# INPUT ROWS start
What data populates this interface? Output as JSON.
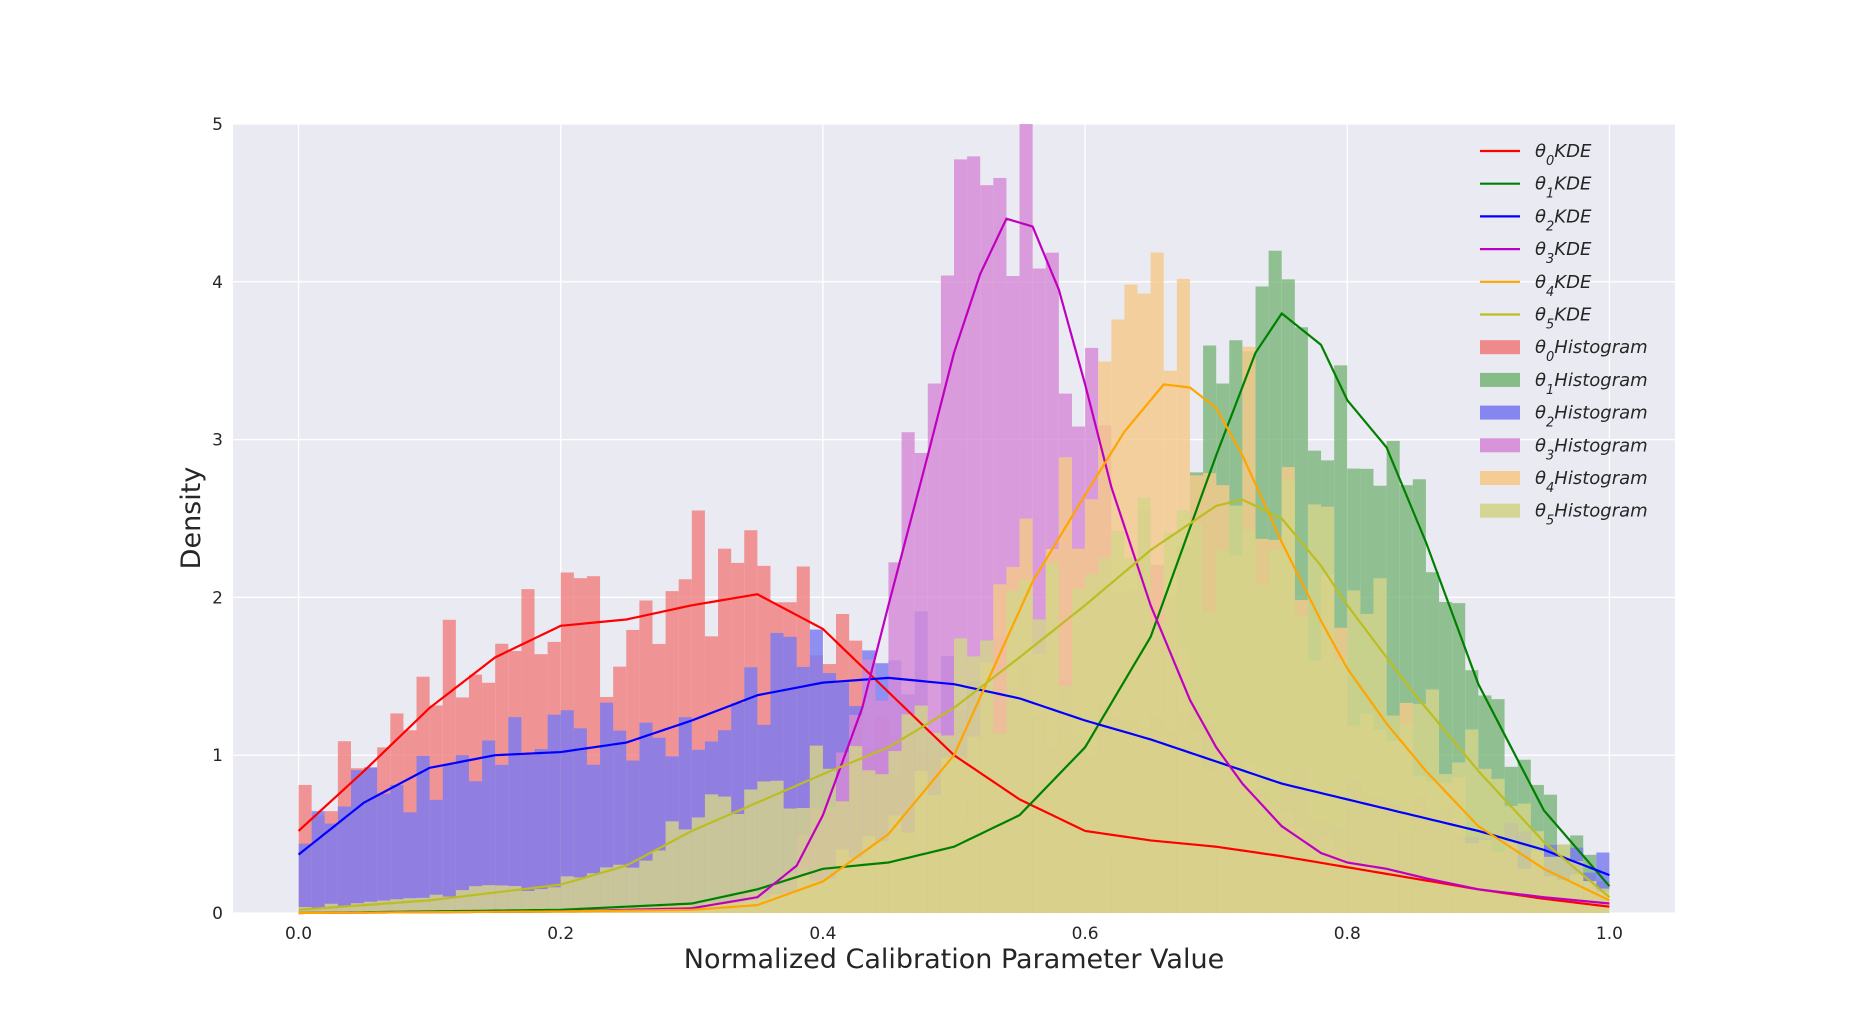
{
  "chart_data": {
    "type": "histogram+kde",
    "xlabel": "Normalized Calibration Parameter Value",
    "ylabel": "Density",
    "xlim": [
      -0.05,
      1.05
    ],
    "ylim": [
      0,
      5
    ],
    "xticks": [
      "0.0",
      "0.2",
      "0.4",
      "0.6",
      "0.8",
      "1.0"
    ],
    "yticks": [
      "0",
      "1",
      "2",
      "3",
      "4",
      "5"
    ],
    "grid": true,
    "legend_position": "top-right",
    "bins": 100,
    "series": [
      {
        "id": "theta0",
        "kde_label": "θ0KDE",
        "hist_label": "θ0Histogram",
        "color": "#ff0000",
        "hist_color": "#f08080",
        "kde": [
          [
            0.0,
            0.52
          ],
          [
            0.05,
            0.9
          ],
          [
            0.1,
            1.3
          ],
          [
            0.15,
            1.62
          ],
          [
            0.2,
            1.82
          ],
          [
            0.25,
            1.86
          ],
          [
            0.3,
            1.95
          ],
          [
            0.35,
            2.02
          ],
          [
            0.4,
            1.8
          ],
          [
            0.45,
            1.4
          ],
          [
            0.5,
            1.0
          ],
          [
            0.55,
            0.72
          ],
          [
            0.6,
            0.52
          ],
          [
            0.65,
            0.46
          ],
          [
            0.7,
            0.42
          ],
          [
            0.75,
            0.36
          ],
          [
            0.8,
            0.29
          ],
          [
            0.85,
            0.22
          ],
          [
            0.9,
            0.15
          ],
          [
            0.95,
            0.09
          ],
          [
            1.0,
            0.04
          ]
        ],
        "hist_profile": [
          [
            0.0,
            0.6
          ],
          [
            0.05,
            1.1
          ],
          [
            0.1,
            1.5
          ],
          [
            0.15,
            1.8
          ],
          [
            0.2,
            1.9
          ],
          [
            0.25,
            1.8
          ],
          [
            0.3,
            2.1
          ],
          [
            0.35,
            2.1
          ],
          [
            0.4,
            1.7
          ],
          [
            0.45,
            1.2
          ],
          [
            0.5,
            0.9
          ],
          [
            0.55,
            0.65
          ],
          [
            0.6,
            0.5
          ],
          [
            0.65,
            0.45
          ],
          [
            0.7,
            0.4
          ],
          [
            0.75,
            0.35
          ],
          [
            0.8,
            0.28
          ],
          [
            0.85,
            0.2
          ],
          [
            0.9,
            0.14
          ],
          [
            0.95,
            0.08
          ],
          [
            1.0,
            0.04
          ]
        ]
      },
      {
        "id": "theta1",
        "kde_label": "θ1KDE",
        "hist_label": "θ1Histogram",
        "color": "#008000",
        "hist_color": "#7cb77c",
        "kde": [
          [
            0.0,
            0.0
          ],
          [
            0.1,
            0.01
          ],
          [
            0.2,
            0.02
          ],
          [
            0.3,
            0.06
          ],
          [
            0.35,
            0.15
          ],
          [
            0.4,
            0.28
          ],
          [
            0.45,
            0.32
          ],
          [
            0.5,
            0.42
          ],
          [
            0.55,
            0.62
          ],
          [
            0.6,
            1.05
          ],
          [
            0.65,
            1.75
          ],
          [
            0.7,
            2.9
          ],
          [
            0.73,
            3.55
          ],
          [
            0.75,
            3.8
          ],
          [
            0.78,
            3.6
          ],
          [
            0.8,
            3.25
          ],
          [
            0.83,
            2.95
          ],
          [
            0.86,
            2.35
          ],
          [
            0.9,
            1.45
          ],
          [
            0.95,
            0.65
          ],
          [
            1.0,
            0.17
          ]
        ],
        "hist_profile": [
          [
            0.0,
            0.0
          ],
          [
            0.1,
            0.02
          ],
          [
            0.2,
            0.04
          ],
          [
            0.3,
            0.08
          ],
          [
            0.35,
            0.18
          ],
          [
            0.4,
            0.3
          ],
          [
            0.45,
            0.35
          ],
          [
            0.5,
            0.45
          ],
          [
            0.55,
            0.65
          ],
          [
            0.6,
            1.1
          ],
          [
            0.65,
            1.8
          ],
          [
            0.7,
            3.0
          ],
          [
            0.73,
            3.7
          ],
          [
            0.75,
            3.9
          ],
          [
            0.78,
            3.7
          ],
          [
            0.8,
            3.3
          ],
          [
            0.83,
            3.0
          ],
          [
            0.86,
            2.4
          ],
          [
            0.9,
            1.5
          ],
          [
            0.95,
            0.7
          ],
          [
            1.0,
            0.2
          ]
        ]
      },
      {
        "id": "theta2",
        "kde_label": "θ2KDE",
        "hist_label": "θ2Histogram",
        "color": "#0000ff",
        "hist_color": "#7b7bf0",
        "kde": [
          [
            0.0,
            0.37
          ],
          [
            0.05,
            0.7
          ],
          [
            0.1,
            0.92
          ],
          [
            0.15,
            1.0
          ],
          [
            0.2,
            1.02
          ],
          [
            0.25,
            1.08
          ],
          [
            0.3,
            1.22
          ],
          [
            0.35,
            1.38
          ],
          [
            0.4,
            1.46
          ],
          [
            0.45,
            1.49
          ],
          [
            0.5,
            1.45
          ],
          [
            0.55,
            1.36
          ],
          [
            0.6,
            1.22
          ],
          [
            0.65,
            1.1
          ],
          [
            0.7,
            0.96
          ],
          [
            0.75,
            0.82
          ],
          [
            0.8,
            0.72
          ],
          [
            0.85,
            0.62
          ],
          [
            0.9,
            0.52
          ],
          [
            0.95,
            0.4
          ],
          [
            1.0,
            0.24
          ]
        ],
        "hist_profile": [
          [
            0.0,
            0.5
          ],
          [
            0.05,
            0.75
          ],
          [
            0.1,
            0.9
          ],
          [
            0.15,
            1.05
          ],
          [
            0.2,
            1.0
          ],
          [
            0.25,
            1.1
          ],
          [
            0.3,
            1.25
          ],
          [
            0.35,
            1.4
          ],
          [
            0.4,
            1.5
          ],
          [
            0.45,
            1.55
          ],
          [
            0.5,
            1.45
          ],
          [
            0.55,
            1.35
          ],
          [
            0.6,
            1.2
          ],
          [
            0.65,
            1.1
          ],
          [
            0.7,
            0.95
          ],
          [
            0.75,
            0.8
          ],
          [
            0.8,
            0.7
          ],
          [
            0.85,
            0.6
          ],
          [
            0.9,
            0.5
          ],
          [
            0.95,
            0.4
          ],
          [
            1.0,
            0.3
          ]
        ]
      },
      {
        "id": "theta3",
        "kde_label": "θ3KDE",
        "hist_label": "θ3Histogram",
        "color": "#c000c0",
        "hist_color": "#d68ad6",
        "kde": [
          [
            0.0,
            0.0
          ],
          [
            0.2,
            0.01
          ],
          [
            0.3,
            0.03
          ],
          [
            0.35,
            0.1
          ],
          [
            0.38,
            0.3
          ],
          [
            0.4,
            0.62
          ],
          [
            0.43,
            1.3
          ],
          [
            0.45,
            1.95
          ],
          [
            0.48,
            2.9
          ],
          [
            0.5,
            3.55
          ],
          [
            0.52,
            4.05
          ],
          [
            0.54,
            4.4
          ],
          [
            0.56,
            4.35
          ],
          [
            0.58,
            3.95
          ],
          [
            0.6,
            3.35
          ],
          [
            0.62,
            2.7
          ],
          [
            0.65,
            1.95
          ],
          [
            0.68,
            1.35
          ],
          [
            0.7,
            1.05
          ],
          [
            0.72,
            0.82
          ],
          [
            0.75,
            0.55
          ],
          [
            0.78,
            0.38
          ],
          [
            0.8,
            0.32
          ],
          [
            0.83,
            0.28
          ],
          [
            0.86,
            0.22
          ],
          [
            0.9,
            0.15
          ],
          [
            0.95,
            0.1
          ],
          [
            1.0,
            0.06
          ]
        ],
        "hist_profile": [
          [
            0.0,
            0.0
          ],
          [
            0.2,
            0.02
          ],
          [
            0.3,
            0.05
          ],
          [
            0.35,
            0.12
          ],
          [
            0.38,
            0.35
          ],
          [
            0.4,
            0.7
          ],
          [
            0.43,
            1.4
          ],
          [
            0.45,
            2.0
          ],
          [
            0.48,
            3.1
          ],
          [
            0.5,
            3.7
          ],
          [
            0.52,
            4.2
          ],
          [
            0.54,
            4.5
          ],
          [
            0.56,
            4.3
          ],
          [
            0.58,
            3.9
          ],
          [
            0.6,
            3.3
          ],
          [
            0.62,
            2.6
          ],
          [
            0.65,
            1.9
          ],
          [
            0.68,
            1.3
          ],
          [
            0.7,
            1.0
          ],
          [
            0.72,
            0.8
          ],
          [
            0.75,
            0.55
          ],
          [
            0.78,
            0.4
          ],
          [
            0.8,
            0.32
          ],
          [
            0.83,
            0.27
          ],
          [
            0.86,
            0.2
          ],
          [
            0.9,
            0.15
          ],
          [
            0.95,
            0.1
          ],
          [
            1.0,
            0.06
          ]
        ]
      },
      {
        "id": "theta4",
        "kde_label": "θ4KDE",
        "hist_label": "θ4Histogram",
        "color": "#ffa500",
        "hist_color": "#f5c98a",
        "kde": [
          [
            0.0,
            0.0
          ],
          [
            0.2,
            0.01
          ],
          [
            0.3,
            0.02
          ],
          [
            0.35,
            0.05
          ],
          [
            0.4,
            0.2
          ],
          [
            0.45,
            0.5
          ],
          [
            0.5,
            1.0
          ],
          [
            0.53,
            1.55
          ],
          [
            0.56,
            2.1
          ],
          [
            0.6,
            2.65
          ],
          [
            0.63,
            3.05
          ],
          [
            0.66,
            3.35
          ],
          [
            0.68,
            3.33
          ],
          [
            0.7,
            3.2
          ],
          [
            0.72,
            2.9
          ],
          [
            0.75,
            2.35
          ],
          [
            0.78,
            1.85
          ],
          [
            0.8,
            1.55
          ],
          [
            0.83,
            1.2
          ],
          [
            0.86,
            0.9
          ],
          [
            0.9,
            0.55
          ],
          [
            0.95,
            0.28
          ],
          [
            1.0,
            0.08
          ]
        ],
        "hist_profile": [
          [
            0.0,
            0.0
          ],
          [
            0.2,
            0.02
          ],
          [
            0.3,
            0.04
          ],
          [
            0.35,
            0.08
          ],
          [
            0.4,
            0.25
          ],
          [
            0.45,
            0.55
          ],
          [
            0.5,
            1.05
          ],
          [
            0.53,
            1.6
          ],
          [
            0.56,
            2.2
          ],
          [
            0.6,
            2.8
          ],
          [
            0.63,
            3.2
          ],
          [
            0.66,
            3.4
          ],
          [
            0.68,
            3.4
          ],
          [
            0.7,
            3.2
          ],
          [
            0.72,
            2.9
          ],
          [
            0.75,
            2.4
          ],
          [
            0.78,
            1.9
          ],
          [
            0.8,
            1.6
          ],
          [
            0.83,
            1.2
          ],
          [
            0.86,
            0.9
          ],
          [
            0.9,
            0.55
          ],
          [
            0.95,
            0.3
          ],
          [
            1.0,
            0.1
          ]
        ]
      },
      {
        "id": "theta5",
        "kde_label": "θ5KDE",
        "hist_label": "θ5Histogram",
        "color": "#bcbd22",
        "hist_color": "#d4d48a",
        "kde": [
          [
            0.0,
            0.02
          ],
          [
            0.1,
            0.08
          ],
          [
            0.2,
            0.18
          ],
          [
            0.25,
            0.3
          ],
          [
            0.3,
            0.52
          ],
          [
            0.35,
            0.7
          ],
          [
            0.4,
            0.88
          ],
          [
            0.45,
            1.05
          ],
          [
            0.5,
            1.3
          ],
          [
            0.55,
            1.62
          ],
          [
            0.6,
            1.95
          ],
          [
            0.65,
            2.3
          ],
          [
            0.7,
            2.58
          ],
          [
            0.72,
            2.62
          ],
          [
            0.75,
            2.5
          ],
          [
            0.78,
            2.2
          ],
          [
            0.8,
            1.95
          ],
          [
            0.85,
            1.4
          ],
          [
            0.9,
            0.9
          ],
          [
            0.95,
            0.45
          ],
          [
            1.0,
            0.1
          ]
        ],
        "hist_profile": [
          [
            0.0,
            0.03
          ],
          [
            0.1,
            0.1
          ],
          [
            0.2,
            0.2
          ],
          [
            0.25,
            0.32
          ],
          [
            0.3,
            0.55
          ],
          [
            0.35,
            0.75
          ],
          [
            0.4,
            0.9
          ],
          [
            0.45,
            1.1
          ],
          [
            0.5,
            1.35
          ],
          [
            0.55,
            1.65
          ],
          [
            0.6,
            2.0
          ],
          [
            0.65,
            2.35
          ],
          [
            0.7,
            2.6
          ],
          [
            0.72,
            2.65
          ],
          [
            0.75,
            2.5
          ],
          [
            0.78,
            2.2
          ],
          [
            0.8,
            1.95
          ],
          [
            0.85,
            1.4
          ],
          [
            0.9,
            0.9
          ],
          [
            0.95,
            0.45
          ],
          [
            1.0,
            0.12
          ]
        ]
      }
    ]
  }
}
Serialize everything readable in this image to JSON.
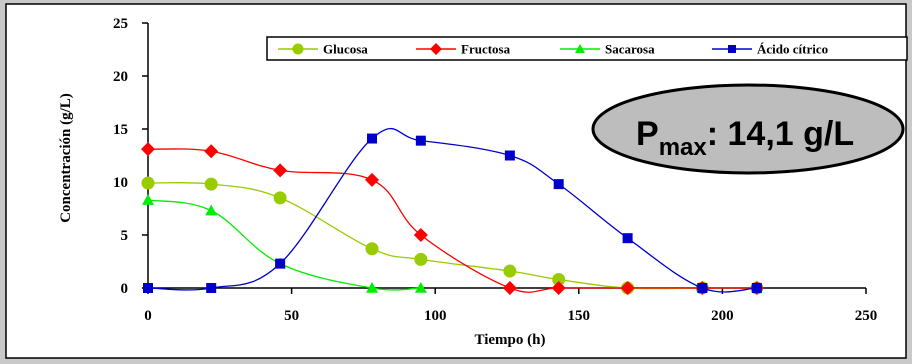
# INPUT ROWS end
List each line in the listing that contains the string "this".

What data populates this interface? Output as JSON.
Serialize everything readable in this image to JSON.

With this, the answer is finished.